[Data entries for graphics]
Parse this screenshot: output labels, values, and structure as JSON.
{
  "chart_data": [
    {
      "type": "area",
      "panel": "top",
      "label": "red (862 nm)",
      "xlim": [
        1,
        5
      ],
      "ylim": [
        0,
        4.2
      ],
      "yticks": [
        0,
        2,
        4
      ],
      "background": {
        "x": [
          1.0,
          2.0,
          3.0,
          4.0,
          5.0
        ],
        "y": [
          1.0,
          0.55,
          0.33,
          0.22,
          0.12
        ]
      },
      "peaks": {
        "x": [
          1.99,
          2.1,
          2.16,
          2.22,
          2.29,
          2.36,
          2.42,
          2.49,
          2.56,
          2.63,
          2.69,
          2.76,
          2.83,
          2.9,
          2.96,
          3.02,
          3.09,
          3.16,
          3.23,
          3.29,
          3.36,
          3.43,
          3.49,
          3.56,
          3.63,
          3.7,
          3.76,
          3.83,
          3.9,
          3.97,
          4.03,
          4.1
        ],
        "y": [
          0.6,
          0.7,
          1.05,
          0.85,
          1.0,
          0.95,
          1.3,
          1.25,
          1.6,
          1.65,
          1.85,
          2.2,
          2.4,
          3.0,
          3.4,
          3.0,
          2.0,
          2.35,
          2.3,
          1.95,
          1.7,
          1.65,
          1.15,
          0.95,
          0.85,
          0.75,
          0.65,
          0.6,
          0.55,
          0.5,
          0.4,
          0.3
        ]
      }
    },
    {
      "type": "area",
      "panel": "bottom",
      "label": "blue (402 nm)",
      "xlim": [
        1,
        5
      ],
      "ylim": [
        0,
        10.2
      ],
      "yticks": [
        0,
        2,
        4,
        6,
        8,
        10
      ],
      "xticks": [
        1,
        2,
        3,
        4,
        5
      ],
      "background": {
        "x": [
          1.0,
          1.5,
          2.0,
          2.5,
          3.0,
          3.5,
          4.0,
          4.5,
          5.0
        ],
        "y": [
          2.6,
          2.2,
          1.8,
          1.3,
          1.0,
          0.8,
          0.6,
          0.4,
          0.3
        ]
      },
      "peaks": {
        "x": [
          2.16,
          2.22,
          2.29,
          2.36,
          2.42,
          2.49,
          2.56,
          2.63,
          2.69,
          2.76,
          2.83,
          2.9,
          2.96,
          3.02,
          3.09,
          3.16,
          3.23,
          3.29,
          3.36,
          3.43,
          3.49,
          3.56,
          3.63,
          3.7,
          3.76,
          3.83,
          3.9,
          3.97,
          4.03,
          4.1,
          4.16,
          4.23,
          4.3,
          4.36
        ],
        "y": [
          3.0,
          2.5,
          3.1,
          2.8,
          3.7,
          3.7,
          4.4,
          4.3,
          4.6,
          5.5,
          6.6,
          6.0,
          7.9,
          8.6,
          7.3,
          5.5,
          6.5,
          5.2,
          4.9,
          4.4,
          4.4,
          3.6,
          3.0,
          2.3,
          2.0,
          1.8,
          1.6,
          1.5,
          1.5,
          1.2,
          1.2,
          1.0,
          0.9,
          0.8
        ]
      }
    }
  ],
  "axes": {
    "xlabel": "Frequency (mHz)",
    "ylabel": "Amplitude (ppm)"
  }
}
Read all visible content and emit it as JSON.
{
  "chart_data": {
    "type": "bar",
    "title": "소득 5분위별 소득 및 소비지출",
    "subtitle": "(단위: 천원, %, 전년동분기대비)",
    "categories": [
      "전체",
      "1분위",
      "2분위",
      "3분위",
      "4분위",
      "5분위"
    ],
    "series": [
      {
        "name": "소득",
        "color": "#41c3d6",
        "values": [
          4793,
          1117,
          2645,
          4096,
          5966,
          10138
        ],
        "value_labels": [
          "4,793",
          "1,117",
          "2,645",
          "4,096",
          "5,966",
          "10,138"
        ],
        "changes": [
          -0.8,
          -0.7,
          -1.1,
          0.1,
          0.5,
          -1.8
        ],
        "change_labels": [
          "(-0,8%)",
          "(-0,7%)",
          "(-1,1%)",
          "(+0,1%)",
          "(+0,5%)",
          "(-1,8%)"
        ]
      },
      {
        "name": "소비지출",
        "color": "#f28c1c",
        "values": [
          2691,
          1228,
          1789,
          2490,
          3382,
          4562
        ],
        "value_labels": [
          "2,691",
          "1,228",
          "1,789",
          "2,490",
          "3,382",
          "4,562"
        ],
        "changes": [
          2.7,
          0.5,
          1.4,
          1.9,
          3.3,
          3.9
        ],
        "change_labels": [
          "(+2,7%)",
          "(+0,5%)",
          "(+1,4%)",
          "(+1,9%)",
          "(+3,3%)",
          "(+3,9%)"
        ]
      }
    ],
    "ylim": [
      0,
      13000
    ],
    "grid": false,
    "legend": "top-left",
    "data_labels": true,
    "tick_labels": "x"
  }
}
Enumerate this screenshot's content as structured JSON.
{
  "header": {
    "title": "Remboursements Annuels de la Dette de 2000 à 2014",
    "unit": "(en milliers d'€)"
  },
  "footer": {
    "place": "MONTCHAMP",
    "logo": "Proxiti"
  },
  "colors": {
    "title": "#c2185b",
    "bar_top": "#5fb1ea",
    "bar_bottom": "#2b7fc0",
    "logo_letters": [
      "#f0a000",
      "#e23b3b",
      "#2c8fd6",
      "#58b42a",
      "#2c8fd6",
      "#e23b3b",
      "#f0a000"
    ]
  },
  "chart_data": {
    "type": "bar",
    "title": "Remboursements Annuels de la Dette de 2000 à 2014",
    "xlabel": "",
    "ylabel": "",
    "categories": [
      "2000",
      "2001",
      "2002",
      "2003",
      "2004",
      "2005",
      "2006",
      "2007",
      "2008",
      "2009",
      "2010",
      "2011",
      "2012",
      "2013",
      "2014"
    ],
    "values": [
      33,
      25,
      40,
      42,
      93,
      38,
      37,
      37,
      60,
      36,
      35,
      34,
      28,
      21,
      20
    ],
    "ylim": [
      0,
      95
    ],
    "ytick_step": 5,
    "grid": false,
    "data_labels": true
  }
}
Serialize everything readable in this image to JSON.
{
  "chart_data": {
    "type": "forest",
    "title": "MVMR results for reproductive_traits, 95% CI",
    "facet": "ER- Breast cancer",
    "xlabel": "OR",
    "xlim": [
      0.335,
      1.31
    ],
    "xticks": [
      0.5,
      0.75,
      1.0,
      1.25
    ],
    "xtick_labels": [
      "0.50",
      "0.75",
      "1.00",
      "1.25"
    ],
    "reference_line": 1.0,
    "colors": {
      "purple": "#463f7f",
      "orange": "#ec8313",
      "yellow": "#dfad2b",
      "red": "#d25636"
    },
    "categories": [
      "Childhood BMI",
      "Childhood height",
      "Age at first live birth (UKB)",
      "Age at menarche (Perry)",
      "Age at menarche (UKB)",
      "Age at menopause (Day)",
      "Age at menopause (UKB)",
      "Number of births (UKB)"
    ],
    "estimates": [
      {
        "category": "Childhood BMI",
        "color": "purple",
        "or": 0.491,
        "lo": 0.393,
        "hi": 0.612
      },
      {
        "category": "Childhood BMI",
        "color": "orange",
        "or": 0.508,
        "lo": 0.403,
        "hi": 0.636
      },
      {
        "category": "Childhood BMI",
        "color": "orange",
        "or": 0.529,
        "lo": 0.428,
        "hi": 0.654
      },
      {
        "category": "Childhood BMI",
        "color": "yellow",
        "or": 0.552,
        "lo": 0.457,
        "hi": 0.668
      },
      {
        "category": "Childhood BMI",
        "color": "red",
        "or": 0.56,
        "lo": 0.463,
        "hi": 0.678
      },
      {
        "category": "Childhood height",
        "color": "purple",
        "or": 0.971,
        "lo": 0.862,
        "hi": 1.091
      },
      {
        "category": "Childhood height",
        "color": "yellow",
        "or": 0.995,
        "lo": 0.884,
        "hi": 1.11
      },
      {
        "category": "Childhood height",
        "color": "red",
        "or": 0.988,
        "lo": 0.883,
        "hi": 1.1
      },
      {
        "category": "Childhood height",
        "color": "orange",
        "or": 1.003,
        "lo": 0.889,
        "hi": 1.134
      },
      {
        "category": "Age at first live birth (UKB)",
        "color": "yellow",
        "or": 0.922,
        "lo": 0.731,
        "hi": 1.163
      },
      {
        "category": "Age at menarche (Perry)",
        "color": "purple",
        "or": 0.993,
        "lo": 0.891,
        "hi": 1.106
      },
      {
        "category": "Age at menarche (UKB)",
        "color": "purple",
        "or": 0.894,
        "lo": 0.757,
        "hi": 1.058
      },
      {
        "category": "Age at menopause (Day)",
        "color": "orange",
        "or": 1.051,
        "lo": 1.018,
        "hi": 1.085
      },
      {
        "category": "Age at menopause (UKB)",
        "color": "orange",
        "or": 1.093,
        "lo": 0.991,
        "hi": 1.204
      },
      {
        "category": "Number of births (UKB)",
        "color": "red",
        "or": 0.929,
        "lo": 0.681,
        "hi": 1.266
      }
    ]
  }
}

- **Short exercise**
From the data above, copy out every line with the string "screenshot" in it.

- **Exercise result**
Parse this screenshot: output labels, values, and structure as JSON.
Enumerate this screenshot's content as structured JSON.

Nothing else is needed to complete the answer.